AIM
Write out the data again in full, exactly as it reads.

Data items:

· · · · · · ·

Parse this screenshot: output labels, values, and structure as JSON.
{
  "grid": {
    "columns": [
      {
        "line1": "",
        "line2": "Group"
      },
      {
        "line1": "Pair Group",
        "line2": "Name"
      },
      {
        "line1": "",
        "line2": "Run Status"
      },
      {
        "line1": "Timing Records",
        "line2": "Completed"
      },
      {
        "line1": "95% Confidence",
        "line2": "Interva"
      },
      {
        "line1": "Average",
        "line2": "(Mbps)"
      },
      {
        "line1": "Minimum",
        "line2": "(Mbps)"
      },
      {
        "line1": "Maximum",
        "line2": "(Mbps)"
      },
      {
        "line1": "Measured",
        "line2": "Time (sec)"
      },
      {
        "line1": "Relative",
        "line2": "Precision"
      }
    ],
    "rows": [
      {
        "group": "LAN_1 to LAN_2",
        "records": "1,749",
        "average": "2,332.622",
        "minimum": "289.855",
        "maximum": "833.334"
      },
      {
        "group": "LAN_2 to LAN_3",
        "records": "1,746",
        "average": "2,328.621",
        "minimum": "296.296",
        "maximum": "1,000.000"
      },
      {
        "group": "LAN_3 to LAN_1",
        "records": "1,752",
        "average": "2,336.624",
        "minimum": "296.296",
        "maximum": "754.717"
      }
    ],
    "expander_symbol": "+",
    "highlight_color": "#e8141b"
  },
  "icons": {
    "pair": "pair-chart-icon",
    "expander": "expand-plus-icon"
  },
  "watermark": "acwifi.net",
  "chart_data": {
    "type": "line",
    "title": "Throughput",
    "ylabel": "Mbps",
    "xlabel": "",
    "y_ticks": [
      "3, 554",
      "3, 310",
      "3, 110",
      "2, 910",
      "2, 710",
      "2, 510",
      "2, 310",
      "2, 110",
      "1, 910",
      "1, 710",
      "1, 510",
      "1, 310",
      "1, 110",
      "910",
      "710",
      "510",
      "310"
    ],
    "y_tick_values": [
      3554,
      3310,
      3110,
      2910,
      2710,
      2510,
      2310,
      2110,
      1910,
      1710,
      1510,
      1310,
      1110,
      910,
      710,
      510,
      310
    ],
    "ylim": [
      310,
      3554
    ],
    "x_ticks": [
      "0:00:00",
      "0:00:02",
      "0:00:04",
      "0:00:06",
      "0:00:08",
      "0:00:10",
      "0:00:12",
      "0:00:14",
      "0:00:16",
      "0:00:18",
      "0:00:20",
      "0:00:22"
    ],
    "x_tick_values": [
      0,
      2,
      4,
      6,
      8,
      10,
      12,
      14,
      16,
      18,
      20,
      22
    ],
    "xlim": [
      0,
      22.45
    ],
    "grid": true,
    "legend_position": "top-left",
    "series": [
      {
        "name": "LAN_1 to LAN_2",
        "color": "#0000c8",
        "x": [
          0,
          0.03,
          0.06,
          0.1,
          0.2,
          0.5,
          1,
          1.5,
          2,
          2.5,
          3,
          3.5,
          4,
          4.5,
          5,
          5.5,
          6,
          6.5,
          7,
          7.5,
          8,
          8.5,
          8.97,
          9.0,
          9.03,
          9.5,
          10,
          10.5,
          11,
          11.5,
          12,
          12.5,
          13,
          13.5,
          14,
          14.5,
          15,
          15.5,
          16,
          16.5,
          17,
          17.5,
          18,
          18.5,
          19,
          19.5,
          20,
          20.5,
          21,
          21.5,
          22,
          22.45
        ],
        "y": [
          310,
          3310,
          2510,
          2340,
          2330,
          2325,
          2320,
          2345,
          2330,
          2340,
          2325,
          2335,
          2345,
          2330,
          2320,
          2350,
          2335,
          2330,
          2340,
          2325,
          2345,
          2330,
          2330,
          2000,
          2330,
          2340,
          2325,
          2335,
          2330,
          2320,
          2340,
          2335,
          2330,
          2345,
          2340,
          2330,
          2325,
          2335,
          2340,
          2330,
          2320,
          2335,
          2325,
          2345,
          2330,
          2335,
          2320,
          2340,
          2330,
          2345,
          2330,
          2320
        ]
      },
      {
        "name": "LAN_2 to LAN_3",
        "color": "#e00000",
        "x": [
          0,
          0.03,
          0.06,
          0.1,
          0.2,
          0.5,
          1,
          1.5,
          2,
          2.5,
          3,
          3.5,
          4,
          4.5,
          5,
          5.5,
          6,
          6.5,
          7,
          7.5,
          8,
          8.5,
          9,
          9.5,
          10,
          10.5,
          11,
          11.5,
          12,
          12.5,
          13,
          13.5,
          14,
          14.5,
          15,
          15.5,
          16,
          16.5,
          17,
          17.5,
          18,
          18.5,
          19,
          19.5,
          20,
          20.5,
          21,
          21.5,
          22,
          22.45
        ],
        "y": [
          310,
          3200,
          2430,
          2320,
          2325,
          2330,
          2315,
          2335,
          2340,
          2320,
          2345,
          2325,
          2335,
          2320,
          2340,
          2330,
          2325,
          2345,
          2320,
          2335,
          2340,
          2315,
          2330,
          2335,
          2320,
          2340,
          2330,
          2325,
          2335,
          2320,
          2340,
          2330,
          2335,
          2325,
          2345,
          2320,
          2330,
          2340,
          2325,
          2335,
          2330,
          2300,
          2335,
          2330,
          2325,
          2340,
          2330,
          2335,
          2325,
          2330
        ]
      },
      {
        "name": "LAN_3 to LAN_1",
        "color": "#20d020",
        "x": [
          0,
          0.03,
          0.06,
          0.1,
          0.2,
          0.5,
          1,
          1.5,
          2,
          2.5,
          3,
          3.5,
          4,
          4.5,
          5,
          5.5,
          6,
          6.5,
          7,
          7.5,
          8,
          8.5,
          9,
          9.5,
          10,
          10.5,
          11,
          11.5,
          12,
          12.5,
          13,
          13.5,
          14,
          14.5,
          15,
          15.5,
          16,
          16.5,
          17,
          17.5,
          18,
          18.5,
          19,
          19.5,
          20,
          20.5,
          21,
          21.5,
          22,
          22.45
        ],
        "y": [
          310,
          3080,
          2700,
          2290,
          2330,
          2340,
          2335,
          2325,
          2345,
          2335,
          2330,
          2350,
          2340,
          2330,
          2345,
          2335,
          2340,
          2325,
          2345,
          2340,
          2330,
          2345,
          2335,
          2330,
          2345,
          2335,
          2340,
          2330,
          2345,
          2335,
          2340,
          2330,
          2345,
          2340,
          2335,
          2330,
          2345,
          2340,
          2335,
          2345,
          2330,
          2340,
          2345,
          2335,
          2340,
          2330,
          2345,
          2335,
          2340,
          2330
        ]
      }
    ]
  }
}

· · · · · · ·

ANSWER TO THIS PROBLEM
Parse this screenshot: output labels, values, and structure as JSON.
{
  "grid": {
    "columns": [
      {
        "line1": "",
        "line2": "Group"
      },
      {
        "line1": "Pair Group",
        "line2": "Name"
      },
      {
        "line1": "",
        "line2": "Run Status"
      },
      {
        "line1": "Timing Records",
        "line2": "Completed"
      },
      {
        "line1": "95% Confidence",
        "line2": "Interva"
      },
      {
        "line1": "Average",
        "line2": "(Mbps)"
      },
      {
        "line1": "Minimum",
        "line2": "(Mbps)"
      },
      {
        "line1": "Maximum",
        "line2": "(Mbps)"
      },
      {
        "line1": "Measured",
        "line2": "Time (sec)"
      },
      {
        "line1": "Relative",
        "line2": "Precision"
      }
    ],
    "rows": [
      {
        "group": "LAN_1 to LAN_2",
        "records": "1,749",
        "average": "2,332.622",
        "minimum": "289.855",
        "maximum": "833.334"
      },
      {
        "group": "LAN_2 to LAN_3",
        "records": "1,746",
        "average": "2,328.621",
        "minimum": "296.296",
        "maximum": "1,000.000"
      },
      {
        "group": "LAN_3 to LAN_1",
        "records": "1,752",
        "average": "2,336.624",
        "minimum": "296.296",
        "maximum": "754.717"
      }
    ],
    "expander_symbol": "+",
    "highlight_color": "#e8141b"
  },
  "icons": {
    "pair": "pair-chart-icon",
    "expander": "expand-plus-icon"
  },
  "watermark": "acwifi.net",
  "chart_data": {
    "type": "line",
    "title": "Throughput",
    "ylabel": "Mbps",
    "xlabel": "",
    "y_ticks": [
      "3, 554",
      "3, 310",
      "3, 110",
      "2, 910",
      "2, 710",
      "2, 510",
      "2, 310",
      "2, 110",
      "1, 910",
      "1, 710",
      "1, 510",
      "1, 310",
      "1, 110",
      "910",
      "710",
      "510",
      "310"
    ],
    "y_tick_values": [
      3554,
      3310,
      3110,
      2910,
      2710,
      2510,
      2310,
      2110,
      1910,
      1710,
      1510,
      1310,
      1110,
      910,
      710,
      510,
      310
    ],
    "ylim": [
      310,
      3554
    ],
    "x_ticks": [
      "0:00:00",
      "0:00:02",
      "0:00:04",
      "0:00:06",
      "0:00:08",
      "0:00:10",
      "0:00:12",
      "0:00:14",
      "0:00:16",
      "0:00:18",
      "0:00:20",
      "0:00:22"
    ],
    "x_tick_values": [
      0,
      2,
      4,
      6,
      8,
      10,
      12,
      14,
      16,
      18,
      20,
      22
    ],
    "xlim": [
      0,
      22.45
    ],
    "grid": true,
    "legend_position": "top-left",
    "series": [
      {
        "name": "LAN_1 to LAN_2",
        "color": "#0000c8",
        "x": [
          0,
          0.03,
          0.06,
          0.1,
          0.2,
          0.5,
          1,
          1.5,
          2,
          2.5,
          3,
          3.5,
          4,
          4.5,
          5,
          5.5,
          6,
          6.5,
          7,
          7.5,
          8,
          8.5,
          8.97,
          9.0,
          9.03,
          9.5,
          10,
          10.5,
          11,
          11.5,
          12,
          12.5,
          13,
          13.5,
          14,
          14.5,
          15,
          15.5,
          16,
          16.5,
          17,
          17.5,
          18,
          18.5,
          19,
          19.5,
          20,
          20.5,
          21,
          21.5,
          22,
          22.45
        ],
        "y": [
          310,
          3310,
          2510,
          2340,
          2330,
          2325,
          2320,
          2345,
          2330,
          2340,
          2325,
          2335,
          2345,
          2330,
          2320,
          2350,
          2335,
          2330,
          2340,
          2325,
          2345,
          2330,
          2330,
          2000,
          2330,
          2340,
          2325,
          2335,
          2330,
          2320,
          2340,
          2335,
          2330,
          2345,
          2340,
          2330,
          2325,
          2335,
          2340,
          2330,
          2320,
          2335,
          2325,
          2345,
          2330,
          2335,
          2320,
          2340,
          2330,
          2345,
          2330,
          2320
        ]
      },
      {
        "name": "LAN_2 to LAN_3",
        "color": "#e00000",
        "x": [
          0,
          0.03,
          0.06,
          0.1,
          0.2,
          0.5,
          1,
          1.5,
          2,
          2.5,
          3,
          3.5,
          4,
          4.5,
          5,
          5.5,
          6,
          6.5,
          7,
          7.5,
          8,
          8.5,
          9,
          9.5,
          10,
          10.5,
          11,
          11.5,
          12,
          12.5,
          13,
          13.5,
          14,
          14.5,
          15,
          15.5,
          16,
          16.5,
          17,
          17.5,
          18,
          18.5,
          19,
          19.5,
          20,
          20.5,
          21,
          21.5,
          22,
          22.45
        ],
        "y": [
          310,
          3200,
          2430,
          2320,
          2325,
          2330,
          2315,
          2335,
          2340,
          2320,
          2345,
          2325,
          2335,
          2320,
          2340,
          2330,
          2325,
          2345,
          2320,
          2335,
          2340,
          2315,
          2330,
          2335,
          2320,
          2340,
          2330,
          2325,
          2335,
          2320,
          2340,
          2330,
          2335,
          2325,
          2345,
          2320,
          2330,
          2340,
          2325,
          2335,
          2330,
          2300,
          2335,
          2330,
          2325,
          2340,
          2330,
          2335,
          2325,
          2330
        ]
      },
      {
        "name": "LAN_3 to LAN_1",
        "color": "#20d020",
        "x": [
          0,
          0.03,
          0.06,
          0.1,
          0.2,
          0.5,
          1,
          1.5,
          2,
          2.5,
          3,
          3.5,
          4,
          4.5,
          5,
          5.5,
          6,
          6.5,
          7,
          7.5,
          8,
          8.5,
          9,
          9.5,
          10,
          10.5,
          11,
          11.5,
          12,
          12.5,
          13,
          13.5,
          14,
          14.5,
          15,
          15.5,
          16,
          16.5,
          17,
          17.5,
          18,
          18.5,
          19,
          19.5,
          20,
          20.5,
          21,
          21.5,
          22,
          22.45
        ],
        "y": [
          310,
          3080,
          2700,
          2290,
          2330,
          2340,
          2335,
          2325,
          2345,
          2335,
          2330,
          2350,
          2340,
          2330,
          2345,
          2335,
          2340,
          2325,
          2345,
          2340,
          2330,
          2345,
          2335,
          2330,
          2345,
          2335,
          2340,
          2330,
          2345,
          2335,
          2340,
          2330,
          2345,
          2340,
          2335,
          2330,
          2345,
          2340,
          2335,
          2345,
          2330,
          2340,
          2345,
          2335,
          2340,
          2330,
          2345,
          2335,
          2340,
          2330
        ]
      }
    ]
  }
}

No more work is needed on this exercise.